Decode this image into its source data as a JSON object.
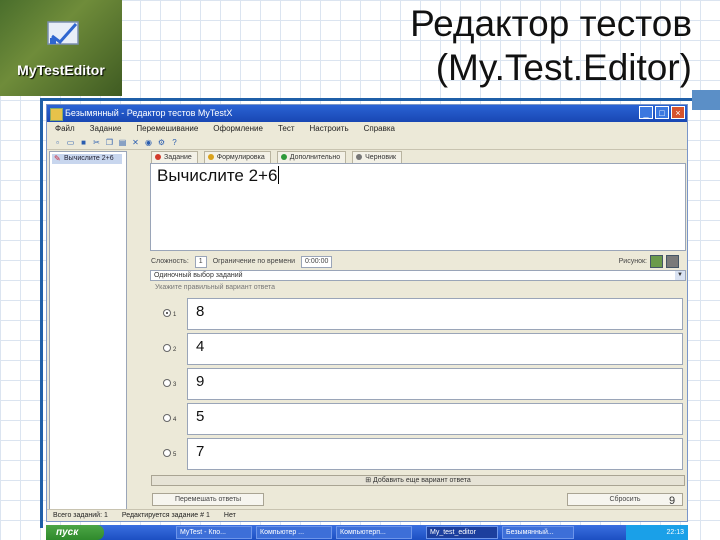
{
  "slide": {
    "title_line1": "Редактор тестов",
    "title_line2": "(My.Test.Editor)",
    "page_number": "9"
  },
  "logo": {
    "label": "MyTestEditor",
    "icon": "chart-check-icon"
  },
  "window": {
    "title": "Безымянный - Редактор тестов MyTestX",
    "menu": [
      "Файл",
      "Задание",
      "Перемешивание",
      "Оформление",
      "Тест",
      "Настроить",
      "Справка"
    ],
    "toolbar_icons": [
      "new-icon",
      "open-icon",
      "save-icon",
      "cut-icon",
      "copy-icon",
      "paste-icon",
      "delete-icon",
      "preview-icon",
      "settings-icon",
      "help-icon"
    ]
  },
  "sidebar": {
    "item_label": "Вычислите 2+6"
  },
  "tabs": [
    {
      "label": "Задание",
      "color": "#d23b2b"
    },
    {
      "label": "Формулировка",
      "color": "#d9a21c"
    },
    {
      "label": "Дополнительно",
      "color": "#2e9a3a"
    },
    {
      "label": "Черновик",
      "color": "#777777"
    }
  ],
  "question": {
    "text": "Вычислите 2+6"
  },
  "properties": {
    "difficulty_label": "Сложность:",
    "difficulty_value": "1",
    "time_limit_label": "Ограничение по времени",
    "time_value": "0:00:00",
    "picture_label": "Рисунок:"
  },
  "answer_type": {
    "value": "Одиночный выбор заданий"
  },
  "answers_hint": "Укажите правильный вариант ответа",
  "answers": [
    {
      "num": "1",
      "text": "8",
      "selected": true
    },
    {
      "num": "2",
      "text": "4",
      "selected": false
    },
    {
      "num": "3",
      "text": "9",
      "selected": false
    },
    {
      "num": "4",
      "text": "5",
      "selected": false
    },
    {
      "num": "5",
      "text": "7",
      "selected": false
    }
  ],
  "add_answer_label": "Добавить еще вариант ответа",
  "bottom_left_button": "Перемешать ответы",
  "bottom_right_button": "Сбросить",
  "status": {
    "total": "Всего заданий: 1",
    "editing": "Редактируется задание # 1",
    "mode": "Нет"
  },
  "taskbar": {
    "start": "пуск",
    "tasks": [
      "MyTest - Кпо...",
      "Компьютер ...",
      "Компьютерп...",
      "My_test_editor",
      "Безымянный..."
    ],
    "clock": "22:13"
  }
}
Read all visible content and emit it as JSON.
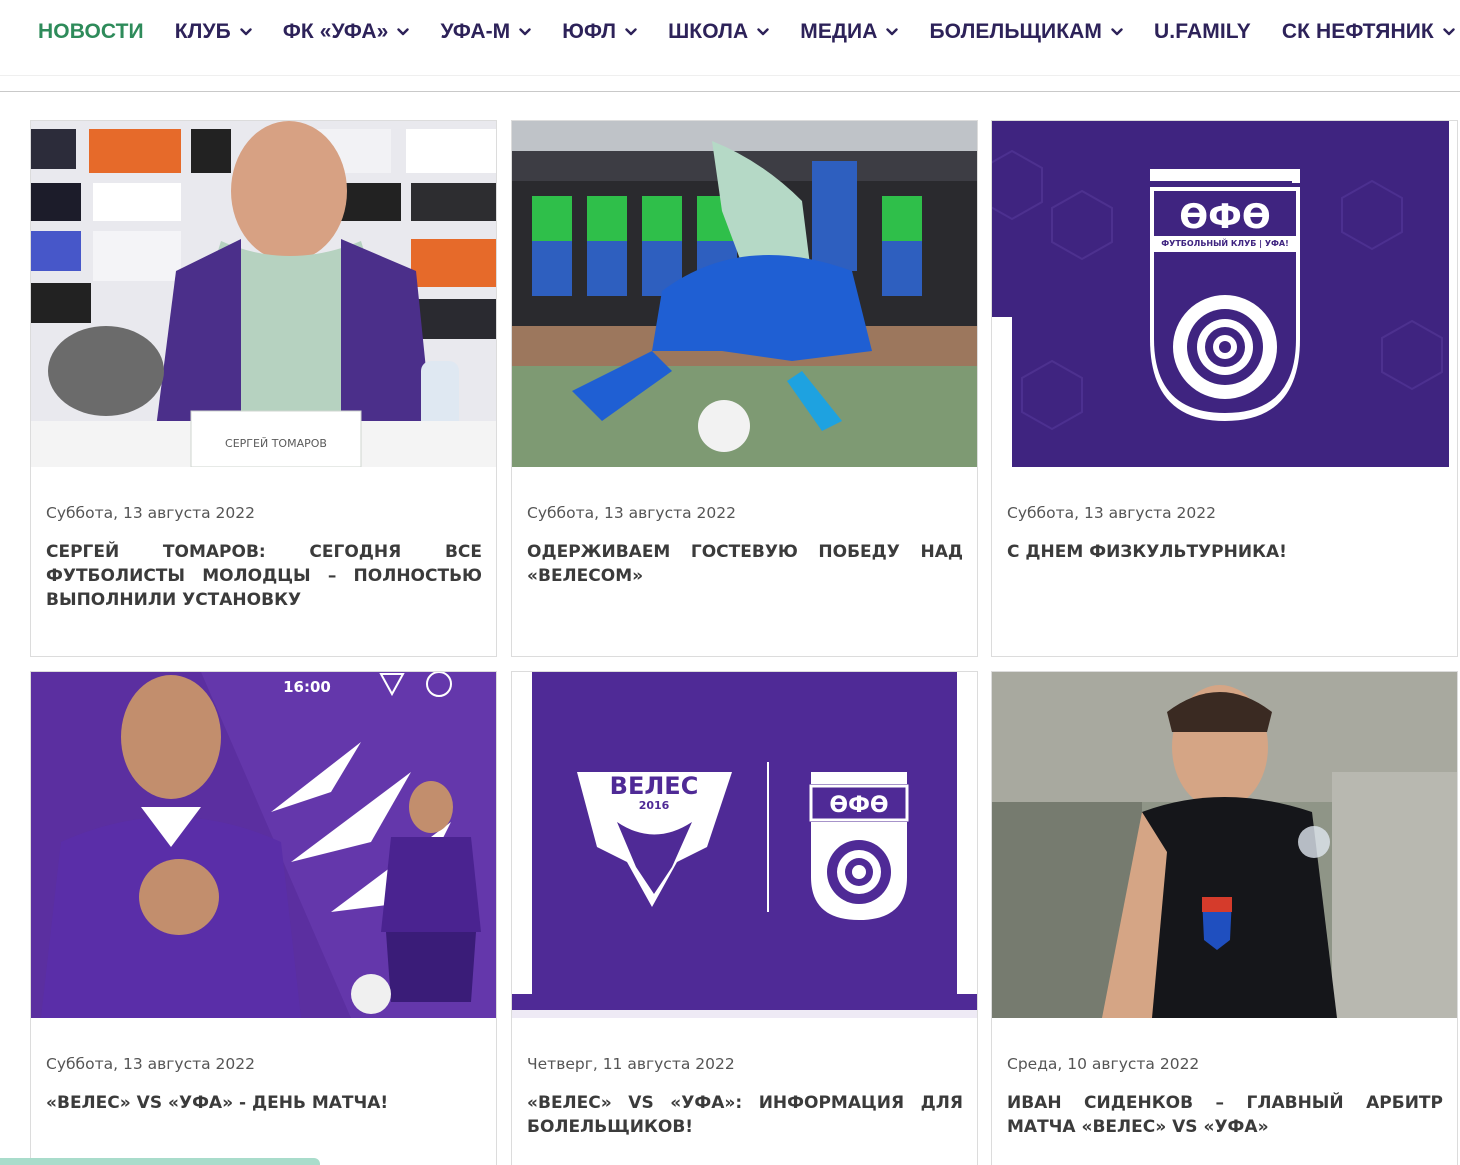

_WHAT IS ASKED_: In the lines above, locate the string "Безымянный". Copy every line where it occurs.

_WORKED SOLUTION_:
    "title": "Безымянный - Редактор тестов MyTestX",
      "Безымянный..."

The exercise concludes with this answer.